_Task description_
All records should be reproduced verbatim.

_Records for this exercise_
※ ※ ※

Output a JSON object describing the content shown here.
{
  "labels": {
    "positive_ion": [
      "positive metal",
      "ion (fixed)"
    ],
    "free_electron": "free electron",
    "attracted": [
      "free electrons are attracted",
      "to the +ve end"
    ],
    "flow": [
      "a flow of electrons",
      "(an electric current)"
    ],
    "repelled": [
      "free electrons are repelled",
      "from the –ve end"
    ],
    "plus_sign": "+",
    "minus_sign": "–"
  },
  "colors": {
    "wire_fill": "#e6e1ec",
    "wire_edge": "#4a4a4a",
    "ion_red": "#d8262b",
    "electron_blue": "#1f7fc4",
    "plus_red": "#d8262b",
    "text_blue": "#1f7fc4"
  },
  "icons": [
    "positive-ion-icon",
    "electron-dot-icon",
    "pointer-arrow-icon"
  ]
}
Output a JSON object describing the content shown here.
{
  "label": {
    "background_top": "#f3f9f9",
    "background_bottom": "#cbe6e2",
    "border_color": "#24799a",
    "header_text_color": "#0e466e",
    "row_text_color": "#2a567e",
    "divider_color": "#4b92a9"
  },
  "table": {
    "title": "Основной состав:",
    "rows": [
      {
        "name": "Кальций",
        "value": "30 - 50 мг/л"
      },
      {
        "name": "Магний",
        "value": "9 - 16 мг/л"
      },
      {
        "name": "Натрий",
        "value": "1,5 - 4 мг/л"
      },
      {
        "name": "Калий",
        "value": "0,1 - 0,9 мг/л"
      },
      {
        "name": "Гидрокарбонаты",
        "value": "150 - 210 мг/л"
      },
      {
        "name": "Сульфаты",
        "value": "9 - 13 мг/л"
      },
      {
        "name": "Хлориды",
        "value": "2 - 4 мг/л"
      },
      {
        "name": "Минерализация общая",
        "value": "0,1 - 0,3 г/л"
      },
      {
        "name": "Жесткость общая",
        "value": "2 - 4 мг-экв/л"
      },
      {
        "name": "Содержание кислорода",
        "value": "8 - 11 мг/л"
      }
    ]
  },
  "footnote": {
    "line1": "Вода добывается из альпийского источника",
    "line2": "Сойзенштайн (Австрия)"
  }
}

※ ※ ※

_Solution_
Output a JSON object describing the content shown here.
{
  "labels": {
    "positive_ion": [
      "positive metal",
      "ion (fixed)"
    ],
    "free_electron": "free electron",
    "attracted": [
      "free electrons are attracted",
      "to the +ve end"
    ],
    "flow": [
      "a flow of electrons",
      "(an electric current)"
    ],
    "repelled": [
      "free electrons are repelled",
      "from the –ve end"
    ],
    "plus_sign": "+",
    "minus_sign": "–"
  },
  "colors": {
    "wire_fill": "#e6e1ec",
    "wire_edge": "#4a4a4a",
    "ion_red": "#d8262b",
    "electron_blue": "#1f7fc4",
    "plus_red": "#d8262b",
    "text_blue": "#1f7fc4"
  },
  "icons": [
    "positive-ion-icon",
    "electron-dot-icon",
    "pointer-arrow-icon"
  ]
}
Output a JSON object describing the content shown here.
{
  "label": {
    "background_top": "#f3f9f9",
    "background_bottom": "#cbe6e2",
    "border_color": "#24799a",
    "header_text_color": "#0e466e",
    "row_text_color": "#2a567e",
    "divider_color": "#4b92a9"
  },
  "table": {
    "title": "Основной состав:",
    "rows": [
      {
        "name": "Кальций",
        "value": "30 - 50 мг/л"
      },
      {
        "name": "Магний",
        "value": "9 - 16 мг/л"
      },
      {
        "name": "Натрий",
        "value": "1,5 - 4 мг/л"
      },
      {
        "name": "Калий",
        "value": "0,1 - 0,9 мг/л"
      },
      {
        "name": "Гидрокарбонаты",
        "value": "150 - 210 мг/л"
      },
      {
        "name": "Сульфаты",
        "value": "9 - 13 мг/л"
      },
      {
        "name": "Хлориды",
        "value": "2 - 4 мг/л"
      },
      {
        "name": "Минерализация общая",
        "value": "0,1 - 0,3 г/л"
      },
      {
        "name": "Жесткость общая",
        "value": "2 - 4 мг-экв/л"
      },
      {
        "name": "Содержание кислорода",
        "value": "8 - 11 мг/л"
      }
    ]
  },
  "footnote": {
    "line1": "Вода добывается из альпийского источника",
    "line2": "Сойзенштайн (Австрия)"
  }
}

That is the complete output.